Task to carry out:
Transcribe each line exactly.

Provided information:
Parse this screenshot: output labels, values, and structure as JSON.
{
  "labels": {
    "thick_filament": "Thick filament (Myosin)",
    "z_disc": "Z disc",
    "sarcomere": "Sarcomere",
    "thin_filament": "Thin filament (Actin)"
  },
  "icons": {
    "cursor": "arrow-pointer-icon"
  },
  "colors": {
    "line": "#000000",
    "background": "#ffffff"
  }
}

Output below:
Parse this screenshot: output labels, values, and structure as JSON.
{
  "labels": {
    "thick_filament": "Thick filament (Myosin)",
    "z_disc": "Z disc",
    "sarcomere": "Sarcomere",
    "thin_filament": "Thin filament (Actin)"
  },
  "icons": {
    "cursor": "arrow-pointer-icon"
  },
  "colors": {
    "line": "#000000",
    "background": "#ffffff"
  }
}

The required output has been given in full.